Exercise details> Write out each line in which the string "slight" is present.
=-=-=
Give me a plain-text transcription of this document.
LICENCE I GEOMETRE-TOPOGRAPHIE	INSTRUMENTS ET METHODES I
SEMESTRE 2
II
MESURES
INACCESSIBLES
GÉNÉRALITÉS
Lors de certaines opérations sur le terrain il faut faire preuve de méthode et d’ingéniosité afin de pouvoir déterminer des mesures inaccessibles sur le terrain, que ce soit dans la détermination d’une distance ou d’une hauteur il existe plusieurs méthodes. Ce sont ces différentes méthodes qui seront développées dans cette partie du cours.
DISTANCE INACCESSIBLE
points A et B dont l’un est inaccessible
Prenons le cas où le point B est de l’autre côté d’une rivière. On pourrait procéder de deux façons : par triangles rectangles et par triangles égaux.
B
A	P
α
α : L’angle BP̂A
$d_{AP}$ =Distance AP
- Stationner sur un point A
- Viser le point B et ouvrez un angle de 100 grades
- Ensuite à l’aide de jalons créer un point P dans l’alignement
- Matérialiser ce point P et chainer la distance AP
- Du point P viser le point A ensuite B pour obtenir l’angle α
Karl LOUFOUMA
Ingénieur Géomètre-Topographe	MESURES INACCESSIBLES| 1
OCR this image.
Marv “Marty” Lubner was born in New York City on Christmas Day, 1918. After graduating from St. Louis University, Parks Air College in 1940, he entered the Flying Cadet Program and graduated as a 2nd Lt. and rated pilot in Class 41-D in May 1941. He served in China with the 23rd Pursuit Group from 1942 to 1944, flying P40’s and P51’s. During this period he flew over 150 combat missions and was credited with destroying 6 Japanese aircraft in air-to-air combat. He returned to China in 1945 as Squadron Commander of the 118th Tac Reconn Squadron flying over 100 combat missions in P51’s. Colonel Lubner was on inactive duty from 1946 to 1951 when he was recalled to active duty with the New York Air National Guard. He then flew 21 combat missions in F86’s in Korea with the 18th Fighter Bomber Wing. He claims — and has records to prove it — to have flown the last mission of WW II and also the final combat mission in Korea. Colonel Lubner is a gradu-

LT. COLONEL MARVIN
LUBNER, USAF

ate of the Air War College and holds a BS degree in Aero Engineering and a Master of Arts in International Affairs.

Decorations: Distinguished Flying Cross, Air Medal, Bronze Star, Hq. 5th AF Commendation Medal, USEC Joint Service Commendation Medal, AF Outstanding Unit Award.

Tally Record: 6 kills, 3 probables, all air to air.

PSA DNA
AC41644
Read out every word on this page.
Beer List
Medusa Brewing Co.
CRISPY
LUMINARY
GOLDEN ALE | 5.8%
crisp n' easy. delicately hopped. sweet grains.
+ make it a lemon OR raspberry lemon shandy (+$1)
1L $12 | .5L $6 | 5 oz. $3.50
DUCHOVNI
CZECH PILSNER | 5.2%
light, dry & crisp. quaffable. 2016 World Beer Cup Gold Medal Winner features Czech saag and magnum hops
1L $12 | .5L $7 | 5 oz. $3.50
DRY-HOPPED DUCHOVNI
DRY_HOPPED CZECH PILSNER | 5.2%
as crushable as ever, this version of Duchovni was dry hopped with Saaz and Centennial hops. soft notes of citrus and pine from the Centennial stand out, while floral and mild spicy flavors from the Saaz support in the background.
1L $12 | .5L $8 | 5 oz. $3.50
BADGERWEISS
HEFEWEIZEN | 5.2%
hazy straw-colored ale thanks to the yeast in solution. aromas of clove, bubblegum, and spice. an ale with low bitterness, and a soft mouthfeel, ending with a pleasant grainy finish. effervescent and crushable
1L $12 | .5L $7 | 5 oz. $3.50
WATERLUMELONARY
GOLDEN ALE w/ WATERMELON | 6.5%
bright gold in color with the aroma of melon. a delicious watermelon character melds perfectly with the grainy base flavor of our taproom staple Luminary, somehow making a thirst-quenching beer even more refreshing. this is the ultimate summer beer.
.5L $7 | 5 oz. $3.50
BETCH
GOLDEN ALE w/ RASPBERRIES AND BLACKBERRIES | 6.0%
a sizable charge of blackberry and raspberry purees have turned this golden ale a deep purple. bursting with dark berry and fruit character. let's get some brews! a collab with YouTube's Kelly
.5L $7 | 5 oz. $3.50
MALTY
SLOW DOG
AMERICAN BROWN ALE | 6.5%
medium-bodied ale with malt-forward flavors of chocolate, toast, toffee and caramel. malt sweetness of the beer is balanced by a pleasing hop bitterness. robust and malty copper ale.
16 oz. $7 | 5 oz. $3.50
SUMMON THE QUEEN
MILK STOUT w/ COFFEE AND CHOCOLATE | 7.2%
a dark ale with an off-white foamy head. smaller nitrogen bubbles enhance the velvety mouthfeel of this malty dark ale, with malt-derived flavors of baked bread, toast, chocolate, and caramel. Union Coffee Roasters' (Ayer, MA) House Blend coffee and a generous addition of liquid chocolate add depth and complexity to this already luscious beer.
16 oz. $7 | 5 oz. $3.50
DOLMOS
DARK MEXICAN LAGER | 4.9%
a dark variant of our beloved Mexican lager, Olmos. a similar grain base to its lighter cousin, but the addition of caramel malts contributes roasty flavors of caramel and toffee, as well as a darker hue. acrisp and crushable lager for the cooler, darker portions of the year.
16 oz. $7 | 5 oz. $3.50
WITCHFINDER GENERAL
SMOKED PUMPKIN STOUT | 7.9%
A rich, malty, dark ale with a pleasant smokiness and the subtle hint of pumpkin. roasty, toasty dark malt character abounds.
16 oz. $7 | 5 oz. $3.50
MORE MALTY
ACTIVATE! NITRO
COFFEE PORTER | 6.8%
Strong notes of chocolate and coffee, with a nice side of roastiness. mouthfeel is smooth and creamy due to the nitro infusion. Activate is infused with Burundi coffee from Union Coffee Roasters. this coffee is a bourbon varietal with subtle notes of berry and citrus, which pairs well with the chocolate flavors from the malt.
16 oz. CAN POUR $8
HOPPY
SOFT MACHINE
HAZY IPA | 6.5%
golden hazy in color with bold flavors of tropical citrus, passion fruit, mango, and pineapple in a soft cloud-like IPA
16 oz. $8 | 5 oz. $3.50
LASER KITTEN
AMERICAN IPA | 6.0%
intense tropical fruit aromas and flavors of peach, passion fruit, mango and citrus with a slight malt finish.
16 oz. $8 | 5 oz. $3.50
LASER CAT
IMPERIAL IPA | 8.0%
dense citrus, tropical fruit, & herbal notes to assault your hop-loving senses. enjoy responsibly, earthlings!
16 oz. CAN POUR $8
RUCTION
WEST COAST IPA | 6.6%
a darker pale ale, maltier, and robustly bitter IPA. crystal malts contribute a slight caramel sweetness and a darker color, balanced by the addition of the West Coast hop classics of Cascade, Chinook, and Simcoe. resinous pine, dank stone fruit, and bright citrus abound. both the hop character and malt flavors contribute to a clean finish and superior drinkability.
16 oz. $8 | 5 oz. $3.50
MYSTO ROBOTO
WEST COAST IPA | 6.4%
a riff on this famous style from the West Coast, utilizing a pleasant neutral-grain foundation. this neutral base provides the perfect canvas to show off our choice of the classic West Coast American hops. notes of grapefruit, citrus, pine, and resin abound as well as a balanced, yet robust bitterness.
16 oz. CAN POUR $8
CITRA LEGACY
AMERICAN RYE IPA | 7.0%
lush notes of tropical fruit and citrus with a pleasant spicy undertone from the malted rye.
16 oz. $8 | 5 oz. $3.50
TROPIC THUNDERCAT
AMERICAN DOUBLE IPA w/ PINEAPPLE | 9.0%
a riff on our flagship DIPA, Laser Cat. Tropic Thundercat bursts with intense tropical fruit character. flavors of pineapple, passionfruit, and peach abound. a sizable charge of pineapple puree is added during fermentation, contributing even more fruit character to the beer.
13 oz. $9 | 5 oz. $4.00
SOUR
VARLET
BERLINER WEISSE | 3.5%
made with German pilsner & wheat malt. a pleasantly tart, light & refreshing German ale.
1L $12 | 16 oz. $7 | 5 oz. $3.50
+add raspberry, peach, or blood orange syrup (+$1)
=-=-=
The response>
intense tropical fruit aromas and flavors of peach, passion fruit, mango and citrus with a slight malt finish.
a darker pale ale, maltier, and robustly bitter IPA. crystal malts contribute a slight caramel sweetness and a darker color, balanced by the addition of the West Coast hop classics of Cascade, Chinook, and Simcoe. resinous pine, dank stone fruit, and bright citrus abound. both the hop character and malt flavors contribute to a clean finish and superior drinkability.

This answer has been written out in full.